- **Task to complete**: Copy out the data below as written; omit any images.

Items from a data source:
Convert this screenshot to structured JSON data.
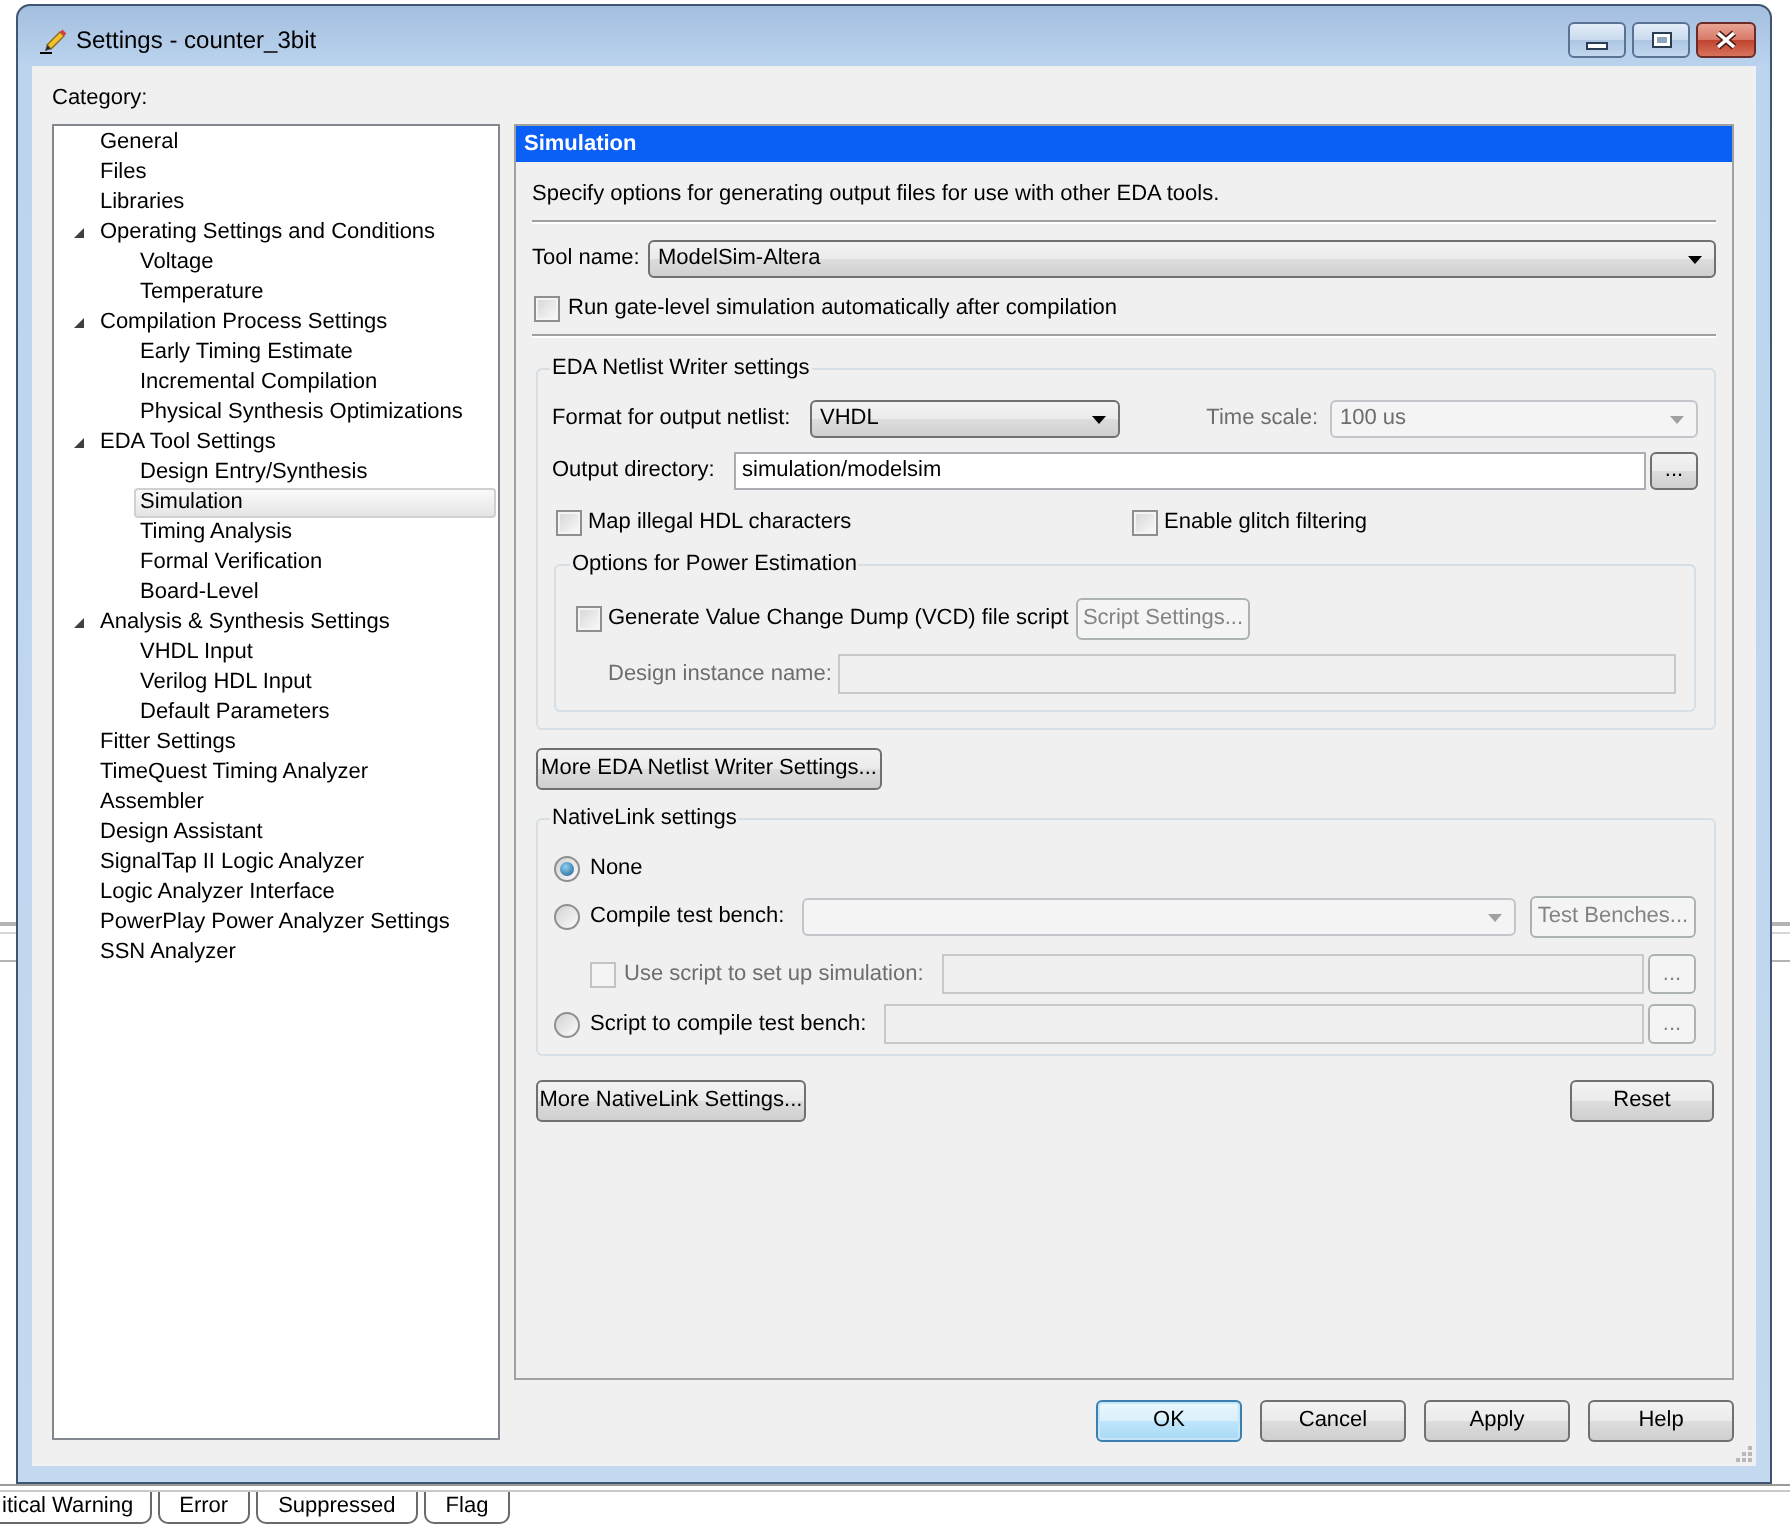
{
  "window": {
    "title": "Settings - counter_3bit"
  },
  "category": {
    "label": "Category:",
    "tree": [
      {
        "label": "General",
        "selected": false
      },
      {
        "label": "Files",
        "selected": false
      },
      {
        "label": "Libraries",
        "selected": false
      },
      {
        "label": "Operating Settings and Conditions",
        "selected": false,
        "expanded": true,
        "children": [
          {
            "label": "Voltage",
            "selected": false
          },
          {
            "label": "Temperature",
            "selected": false
          }
        ]
      },
      {
        "label": "Compilation Process Settings",
        "selected": false,
        "expanded": true,
        "children": [
          {
            "label": "Early Timing Estimate",
            "selected": false
          },
          {
            "label": "Incremental Compilation",
            "selected": false
          },
          {
            "label": "Physical Synthesis Optimizations",
            "selected": false
          }
        ]
      },
      {
        "label": "EDA Tool Settings",
        "selected": false,
        "expanded": true,
        "children": [
          {
            "label": "Design Entry/Synthesis",
            "selected": false
          },
          {
            "label": "Simulation",
            "selected": true
          },
          {
            "label": "Timing Analysis",
            "selected": false
          },
          {
            "label": "Formal Verification",
            "selected": false
          },
          {
            "label": "Board-Level",
            "selected": false
          }
        ]
      },
      {
        "label": "Analysis & Synthesis Settings",
        "selected": false,
        "expanded": true,
        "children": [
          {
            "label": "VHDL Input",
            "selected": false
          },
          {
            "label": "Verilog HDL Input",
            "selected": false
          },
          {
            "label": "Default Parameters",
            "selected": false
          }
        ]
      },
      {
        "label": "Fitter Settings",
        "selected": false
      },
      {
        "label": "TimeQuest Timing Analyzer",
        "selected": false
      },
      {
        "label": "Assembler",
        "selected": false
      },
      {
        "label": "Design Assistant",
        "selected": false
      },
      {
        "label": "SignalTap II Logic Analyzer",
        "selected": false
      },
      {
        "label": "Logic Analyzer Interface",
        "selected": false
      },
      {
        "label": "PowerPlay Power Analyzer Settings",
        "selected": false
      },
      {
        "label": "SSN Analyzer",
        "selected": false
      }
    ]
  },
  "page": {
    "title": "Simulation",
    "description": "Specify options for generating output files for use with other EDA tools.",
    "tool_name": {
      "label": "Tool name:",
      "value": "ModelSim-Altera"
    },
    "run_gate_level": {
      "label": "Run gate-level simulation automatically after compilation",
      "checked": false
    },
    "netlist_writer": {
      "title": "EDA Netlist Writer settings",
      "format": {
        "label": "Format for output netlist:",
        "value": "VHDL",
        "disabled": false
      },
      "time_scale": {
        "label": "Time scale:",
        "value": "100 us",
        "disabled": true
      },
      "output_directory": {
        "label": "Output directory:",
        "value": "simulation/modelsim",
        "browse": {
          "label": "...",
          "disabled": false
        }
      },
      "options": [
        {
          "label": "Map illegal HDL characters",
          "checked": false
        },
        {
          "label": "Enable glitch filtering",
          "checked": false
        }
      ],
      "power_estimation": {
        "title": "Options for Power Estimation",
        "vcd_script": {
          "label": "Generate Value Change Dump (VCD) file script",
          "checked": false
        },
        "script_settings": {
          "label": "Script Settings...",
          "disabled": true
        },
        "design_instance_name": {
          "label": "Design instance name:",
          "disabled": true
        }
      }
    },
    "more_netlist_button": {
      "label": "More EDA Netlist Writer Settings..."
    },
    "nativelink": {
      "title": "NativeLink settings",
      "rows": [
        {
          "kind": "radio",
          "label": "None",
          "selected": true
        },
        {
          "kind": "radio_dropdown",
          "label": "Compile test bench:",
          "selected": false,
          "field_disabled": true,
          "button": {
            "label": "Test Benches...",
            "disabled": true
          }
        },
        {
          "kind": "checkbox_path",
          "label": "Use script to set up simulation:",
          "checked": false,
          "disabled": true,
          "field_disabled": true,
          "browse": {
            "label": "...",
            "disabled": true
          }
        },
        {
          "kind": "radio_path",
          "label": "Script to compile test bench:",
          "selected": false,
          "field_disabled": true,
          "browse": {
            "label": "...",
            "disabled": true
          }
        }
      ]
    },
    "more_nativelink_button": {
      "label": "More NativeLink Settings..."
    },
    "reset_button": {
      "label": "Reset"
    }
  },
  "dialog_buttons": [
    {
      "label": "OK",
      "default": true
    },
    {
      "label": "Cancel",
      "default": false
    },
    {
      "label": "Apply",
      "default": false
    },
    {
      "label": "Help",
      "default": false
    }
  ],
  "message_tabs": [
    {
      "label": "itical Warning"
    },
    {
      "label": "Error"
    },
    {
      "label": "Suppressed"
    },
    {
      "label": "Flag"
    }
  ]
}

- **The result**:
Convert this screenshot to structured JSON data.
{
  "window": {
    "title": "Settings - counter_3bit"
  },
  "category": {
    "label": "Category:",
    "tree": [
      {
        "label": "General",
        "selected": false
      },
      {
        "label": "Files",
        "selected": false
      },
      {
        "label": "Libraries",
        "selected": false
      },
      {
        "label": "Operating Settings and Conditions",
        "selected": false,
        "expanded": true,
        "children": [
          {
            "label": "Voltage",
            "selected": false
          },
          {
            "label": "Temperature",
            "selected": false
          }
        ]
      },
      {
        "label": "Compilation Process Settings",
        "selected": false,
        "expanded": true,
        "children": [
          {
            "label": "Early Timing Estimate",
            "selected": false
          },
          {
            "label": "Incremental Compilation",
            "selected": false
          },
          {
            "label": "Physical Synthesis Optimizations",
            "selected": false
          }
        ]
      },
      {
        "label": "EDA Tool Settings",
        "selected": false,
        "expanded": true,
        "children": [
          {
            "label": "Design Entry/Synthesis",
            "selected": false
          },
          {
            "label": "Simulation",
            "selected": true
          },
          {
            "label": "Timing Analysis",
            "selected": false
          },
          {
            "label": "Formal Verification",
            "selected": false
          },
          {
            "label": "Board-Level",
            "selected": false
          }
        ]
      },
      {
        "label": "Analysis & Synthesis Settings",
        "selected": false,
        "expanded": true,
        "children": [
          {
            "label": "VHDL Input",
            "selected": false
          },
          {
            "label": "Verilog HDL Input",
            "selected": false
          },
          {
            "label": "Default Parameters",
            "selected": false
          }
        ]
      },
      {
        "label": "Fitter Settings",
        "selected": false
      },
      {
        "label": "TimeQuest Timing Analyzer",
        "selected": false
      },
      {
        "label": "Assembler",
        "selected": false
      },
      {
        "label": "Design Assistant",
        "selected": false
      },
      {
        "label": "SignalTap II Logic Analyzer",
        "selected": false
      },
      {
        "label": "Logic Analyzer Interface",
        "selected": false
      },
      {
        "label": "PowerPlay Power Analyzer Settings",
        "selected": false
      },
      {
        "label": "SSN Analyzer",
        "selected": false
      }
    ]
  },
  "page": {
    "title": "Simulation",
    "description": "Specify options for generating output files for use with other EDA tools.",
    "tool_name": {
      "label": "Tool name:",
      "value": "ModelSim-Altera"
    },
    "run_gate_level": {
      "label": "Run gate-level simulation automatically after compilation",
      "checked": false
    },
    "netlist_writer": {
      "title": "EDA Netlist Writer settings",
      "format": {
        "label": "Format for output netlist:",
        "value": "VHDL",
        "disabled": false
      },
      "time_scale": {
        "label": "Time scale:",
        "value": "100 us",
        "disabled": true
      },
      "output_directory": {
        "label": "Output directory:",
        "value": "simulation/modelsim",
        "browse": {
          "label": "...",
          "disabled": false
        }
      },
      "options": [
        {
          "label": "Map illegal HDL characters",
          "checked": false
        },
        {
          "label": "Enable glitch filtering",
          "checked": false
        }
      ],
      "power_estimation": {
        "title": "Options for Power Estimation",
        "vcd_script": {
          "label": "Generate Value Change Dump (VCD) file script",
          "checked": false
        },
        "script_settings": {
          "label": "Script Settings...",
          "disabled": true
        },
        "design_instance_name": {
          "label": "Design instance name:",
          "disabled": true
        }
      }
    },
    "more_netlist_button": {
      "label": "More EDA Netlist Writer Settings..."
    },
    "nativelink": {
      "title": "NativeLink settings",
      "rows": [
        {
          "kind": "radio",
          "label": "None",
          "selected": true
        },
        {
          "kind": "radio_dropdown",
          "label": "Compile test bench:",
          "selected": false,
          "field_disabled": true,
          "button": {
            "label": "Test Benches...",
            "disabled": true
          }
        },
        {
          "kind": "checkbox_path",
          "label": "Use script to set up simulation:",
          "checked": false,
          "disabled": true,
          "field_disabled": true,
          "browse": {
            "label": "...",
            "disabled": true
          }
        },
        {
          "kind": "radio_path",
          "label": "Script to compile test bench:",
          "selected": false,
          "field_disabled": true,
          "browse": {
            "label": "...",
            "disabled": true
          }
        }
      ]
    },
    "more_nativelink_button": {
      "label": "More NativeLink Settings..."
    },
    "reset_button": {
      "label": "Reset"
    }
  },
  "dialog_buttons": [
    {
      "label": "OK",
      "default": true
    },
    {
      "label": "Cancel",
      "default": false
    },
    {
      "label": "Apply",
      "default": false
    },
    {
      "label": "Help",
      "default": false
    }
  ],
  "message_tabs": [
    {
      "label": "itical Warning"
    },
    {
      "label": "Error"
    },
    {
      "label": "Suppressed"
    },
    {
      "label": "Flag"
    }
  ]
}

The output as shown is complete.